=== Exercise directions ===
Copy every entry word for word, but skip the pictures.

=== Input ===

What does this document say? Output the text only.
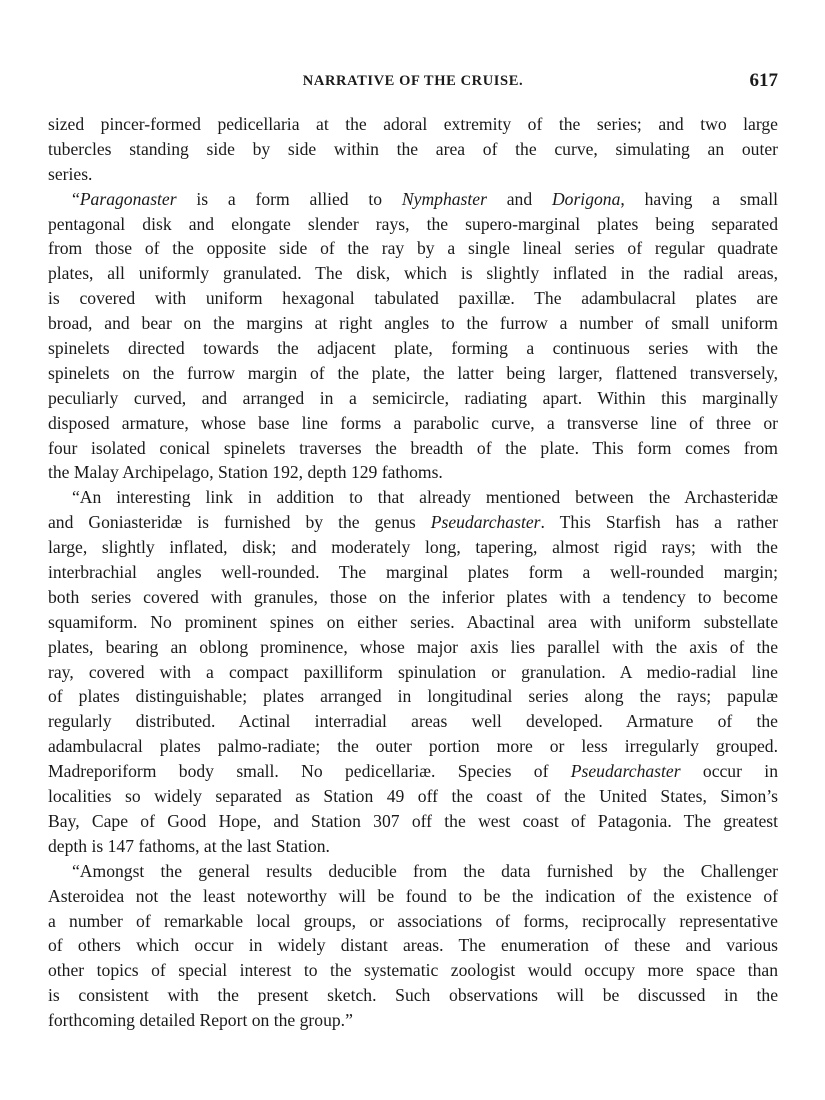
NARRATIVE OF THE CRUISE.	617
sized pincer-formed pedicellaria at the adoral extremity of the series; and two large
tubercles standing side by side within the area of the curve, simulating an outer
series.
“Paragonaster is a form allied to Nymphaster and Dorigona, having a small
pentagonal disk and elongate slender rays, the supero-marginal plates being separated
from those of the opposite side of the ray by a single lineal series of regular quadrate
plates, all uniformly granulated. The disk, which is slightly inflated in the radial areas,
is covered with uniform hexagonal tabulated paxillæ. The adambulacral plates are
broad, and bear on the margins at right angles to the furrow a number of small uniform
spinelets directed towards the adjacent plate, forming a continuous series with the
spinelets on the furrow margin of the plate, the latter being larger, flattened transversely,
peculiarly curved, and arranged in a semicircle, radiating apart. Within this marginally
disposed armature, whose base line forms a parabolic curve, a transverse line of three or
four isolated conical spinelets traverses the breadth of the plate. This form comes from
the Malay Archipelago, Station 192, depth 129 fathoms.
“An interesting link in addition to that already mentioned between the Archasteridæ
and Goniasteridæ is furnished by the genus Pseudarchaster. This Starfish has a rather
large, slightly inflated, disk; and moderately long, tapering, almost rigid rays; with the
interbrachial angles well-rounded. The marginal plates form a well-rounded margin;
both series covered with granules, those on the inferior plates with a tendency to become
squamiform. No prominent spines on either series. Abactinal area with uniform substellate
plates, bearing an oblong prominence, whose major axis lies parallel with the axis of the
ray, covered with a compact paxilliform spinulation or granulation. A medio-radial line
of plates distinguishable; plates arranged in longitudinal series along the rays; papulæ
regularly distributed. Actinal interradial areas well developed. Armature of the
adambulacral plates palmo-radiate; the outer portion more or less irregularly grouped.
Madreporiform body small. No pedicellariæ. Species of Pseudarchaster occur in
localities so widely separated as Station 49 off the coast of the United States, Simon’s
Bay, Cape of Good Hope, and Station 307 off the west coast of Patagonia. The greatest
depth is 147 fathoms, at the last Station.
“Amongst the general results deducible from the data furnished by the Challenger
Asteroidea not the least noteworthy will be found to be the indication of the existence of
a number of remarkable local groups, or associations of forms, reciprocally representative
of others which occur in widely distant areas. The enumeration of these and various
other topics of special interest to the systematic zoologist would occupy more space than
is consistent with the present sketch. Such observations will be discussed in the
forthcoming detailed Report on the group.”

=== Task response ===
What does this document say? Output the text only.
NARRATIVE OF THE CRUISE.	617
sized pincer-formed pedicellaria at the adoral extremity of the series; and two large
tubercles standing side by side within the area of the curve, simulating an outer
series.
“Paragonaster is a form allied to Nymphaster and Dorigona, having a small
pentagonal disk and elongate slender rays, the supero-marginal plates being separated
from those of the opposite side of the ray by a single lineal series of regular quadrate
plates, all uniformly granulated. The disk, which is slightly inflated in the radial areas,
is covered with uniform hexagonal tabulated paxillæ. The adambulacral plates are
broad, and bear on the margins at right angles to the furrow a number of small uniform
spinelets directed towards the adjacent plate, forming a continuous series with the
spinelets on the furrow margin of the plate, the latter being larger, flattened transversely,
peculiarly curved, and arranged in a semicircle, radiating apart. Within this marginally
disposed armature, whose base line forms a parabolic curve, a transverse line of three or
four isolated conical spinelets traverses the breadth of the plate. This form comes from
the Malay Archipelago, Station 192, depth 129 fathoms.
“An interesting link in addition to that already mentioned between the Archasteridæ
and Goniasteridæ is furnished by the genus Pseudarchaster. This Starfish has a rather
large, slightly inflated, disk; and moderately long, tapering, almost rigid rays; with the
interbrachial angles well-rounded. The marginal plates form a well-rounded margin;
both series covered with granules, those on the inferior plates with a tendency to become
squamiform. No prominent spines on either series. Abactinal area with uniform substellate
plates, bearing an oblong prominence, whose major axis lies parallel with the axis of the
ray, covered with a compact paxilliform spinulation or granulation. A medio-radial line
of plates distinguishable; plates arranged in longitudinal series along the rays; papulæ
regularly distributed. Actinal interradial areas well developed. Armature of the
adambulacral plates palmo-radiate; the outer portion more or less irregularly grouped.
Madreporiform body small. No pedicellariæ. Species of Pseudarchaster occur in
localities so widely separated as Station 49 off the coast of the United States, Simon’s
Bay, Cape of Good Hope, and Station 307 off the west coast of Patagonia. The greatest
depth is 147 fathoms, at the last Station.
“Amongst the general results deducible from the data furnished by the Challenger
Asteroidea not the least noteworthy will be found to be the indication of the existence of
a number of remarkable local groups, or associations of forms, reciprocally representative
of others which occur in widely distant areas. The enumeration of these and various
other topics of special interest to the systematic zoologist would occupy more space than
is consistent with the present sketch. Such observations will be discussed in the
forthcoming detailed Report on the group.”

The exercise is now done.